● Written task: Copy out every line that contains "content".

● Material provided:

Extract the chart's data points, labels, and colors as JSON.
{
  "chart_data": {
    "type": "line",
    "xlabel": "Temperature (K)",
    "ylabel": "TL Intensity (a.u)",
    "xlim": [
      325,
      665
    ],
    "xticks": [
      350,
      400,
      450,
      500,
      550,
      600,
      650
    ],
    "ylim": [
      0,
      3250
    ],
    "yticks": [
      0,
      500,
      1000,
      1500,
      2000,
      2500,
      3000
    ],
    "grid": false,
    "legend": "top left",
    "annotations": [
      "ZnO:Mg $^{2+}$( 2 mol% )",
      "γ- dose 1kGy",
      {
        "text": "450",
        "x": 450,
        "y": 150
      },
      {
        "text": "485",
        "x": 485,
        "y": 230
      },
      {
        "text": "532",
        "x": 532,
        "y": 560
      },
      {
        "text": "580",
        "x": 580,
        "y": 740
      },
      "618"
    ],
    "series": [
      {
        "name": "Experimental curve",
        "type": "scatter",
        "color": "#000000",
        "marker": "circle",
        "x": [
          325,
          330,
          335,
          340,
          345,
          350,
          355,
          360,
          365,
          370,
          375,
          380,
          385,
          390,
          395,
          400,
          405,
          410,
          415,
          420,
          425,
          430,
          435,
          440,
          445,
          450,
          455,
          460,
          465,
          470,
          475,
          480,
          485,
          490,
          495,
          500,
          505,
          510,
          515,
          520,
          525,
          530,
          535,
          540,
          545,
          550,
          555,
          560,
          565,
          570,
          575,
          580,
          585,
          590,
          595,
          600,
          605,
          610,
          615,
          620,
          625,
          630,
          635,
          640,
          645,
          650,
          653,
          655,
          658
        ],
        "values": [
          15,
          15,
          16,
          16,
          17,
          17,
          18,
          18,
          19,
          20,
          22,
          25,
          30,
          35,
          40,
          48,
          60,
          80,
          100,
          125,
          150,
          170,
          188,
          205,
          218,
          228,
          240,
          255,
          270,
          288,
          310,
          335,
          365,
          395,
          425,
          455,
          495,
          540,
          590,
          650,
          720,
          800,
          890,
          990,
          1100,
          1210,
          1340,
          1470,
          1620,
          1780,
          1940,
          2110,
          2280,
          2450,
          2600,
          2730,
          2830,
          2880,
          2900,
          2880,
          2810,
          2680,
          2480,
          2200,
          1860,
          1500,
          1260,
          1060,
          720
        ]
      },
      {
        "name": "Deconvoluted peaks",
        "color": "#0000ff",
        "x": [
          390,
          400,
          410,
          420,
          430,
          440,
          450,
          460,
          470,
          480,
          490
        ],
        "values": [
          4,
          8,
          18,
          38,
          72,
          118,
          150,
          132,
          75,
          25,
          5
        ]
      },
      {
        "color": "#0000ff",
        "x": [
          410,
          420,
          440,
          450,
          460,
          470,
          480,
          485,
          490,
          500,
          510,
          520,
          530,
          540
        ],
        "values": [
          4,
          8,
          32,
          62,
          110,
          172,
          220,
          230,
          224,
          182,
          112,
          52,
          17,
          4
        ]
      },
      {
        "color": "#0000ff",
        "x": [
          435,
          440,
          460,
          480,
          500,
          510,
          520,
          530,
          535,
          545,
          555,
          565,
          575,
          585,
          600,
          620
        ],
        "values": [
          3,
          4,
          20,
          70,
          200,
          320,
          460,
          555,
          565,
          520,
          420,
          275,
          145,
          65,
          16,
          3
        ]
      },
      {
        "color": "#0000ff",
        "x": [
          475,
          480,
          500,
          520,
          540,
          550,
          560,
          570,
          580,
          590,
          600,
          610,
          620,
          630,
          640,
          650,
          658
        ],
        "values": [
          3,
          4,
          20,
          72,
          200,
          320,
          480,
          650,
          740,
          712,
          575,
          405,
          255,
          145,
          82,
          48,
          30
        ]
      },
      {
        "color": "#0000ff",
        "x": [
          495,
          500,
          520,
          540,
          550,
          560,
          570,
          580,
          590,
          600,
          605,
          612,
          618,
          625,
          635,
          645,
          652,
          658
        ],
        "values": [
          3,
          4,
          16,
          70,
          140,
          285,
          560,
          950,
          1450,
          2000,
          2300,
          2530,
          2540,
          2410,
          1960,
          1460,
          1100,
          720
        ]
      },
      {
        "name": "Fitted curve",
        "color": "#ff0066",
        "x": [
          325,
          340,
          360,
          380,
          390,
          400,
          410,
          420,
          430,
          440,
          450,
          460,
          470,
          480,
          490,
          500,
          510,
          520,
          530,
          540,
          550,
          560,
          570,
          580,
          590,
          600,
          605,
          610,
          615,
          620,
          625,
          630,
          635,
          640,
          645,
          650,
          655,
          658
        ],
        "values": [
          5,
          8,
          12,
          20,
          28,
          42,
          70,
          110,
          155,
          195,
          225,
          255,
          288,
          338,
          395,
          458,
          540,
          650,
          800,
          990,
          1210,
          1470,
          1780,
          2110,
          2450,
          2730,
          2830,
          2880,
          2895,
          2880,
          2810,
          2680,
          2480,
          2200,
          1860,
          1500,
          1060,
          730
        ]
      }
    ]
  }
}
--
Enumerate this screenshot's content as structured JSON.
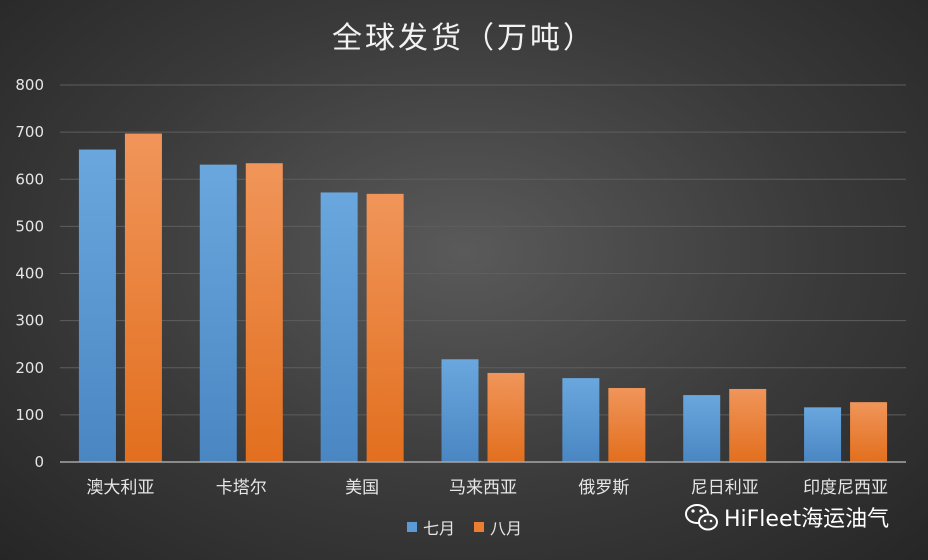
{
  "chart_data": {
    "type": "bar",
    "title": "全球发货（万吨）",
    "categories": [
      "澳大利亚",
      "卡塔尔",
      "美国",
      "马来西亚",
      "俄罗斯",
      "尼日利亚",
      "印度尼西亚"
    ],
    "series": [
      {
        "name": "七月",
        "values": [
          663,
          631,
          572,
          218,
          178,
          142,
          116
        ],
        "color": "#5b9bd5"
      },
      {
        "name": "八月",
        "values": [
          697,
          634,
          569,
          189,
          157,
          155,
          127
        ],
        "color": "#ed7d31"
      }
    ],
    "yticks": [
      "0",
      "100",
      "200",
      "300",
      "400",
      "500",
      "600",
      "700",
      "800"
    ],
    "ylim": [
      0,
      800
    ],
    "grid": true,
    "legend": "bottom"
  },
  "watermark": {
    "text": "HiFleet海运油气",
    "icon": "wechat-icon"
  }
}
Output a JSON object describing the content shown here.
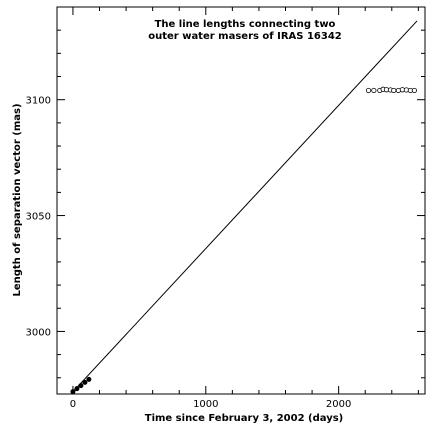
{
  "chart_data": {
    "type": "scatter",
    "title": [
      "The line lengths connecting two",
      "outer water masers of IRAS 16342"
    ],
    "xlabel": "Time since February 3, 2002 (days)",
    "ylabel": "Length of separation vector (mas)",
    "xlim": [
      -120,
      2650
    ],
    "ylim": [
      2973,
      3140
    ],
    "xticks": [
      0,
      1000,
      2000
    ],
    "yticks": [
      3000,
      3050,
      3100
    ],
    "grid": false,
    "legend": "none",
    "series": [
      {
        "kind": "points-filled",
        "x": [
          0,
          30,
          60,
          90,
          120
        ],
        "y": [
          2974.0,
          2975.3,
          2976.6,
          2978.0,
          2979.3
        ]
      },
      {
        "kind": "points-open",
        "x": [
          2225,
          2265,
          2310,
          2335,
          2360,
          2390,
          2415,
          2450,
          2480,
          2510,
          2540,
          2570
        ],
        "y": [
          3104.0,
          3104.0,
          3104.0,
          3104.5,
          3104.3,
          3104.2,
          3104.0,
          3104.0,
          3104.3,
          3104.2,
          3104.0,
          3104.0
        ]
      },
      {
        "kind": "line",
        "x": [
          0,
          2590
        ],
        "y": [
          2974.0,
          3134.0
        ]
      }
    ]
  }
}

● Answer to the problem:
Enumerate this screenshot's content as structured JSON.
Output a JSON object describing the content shown here.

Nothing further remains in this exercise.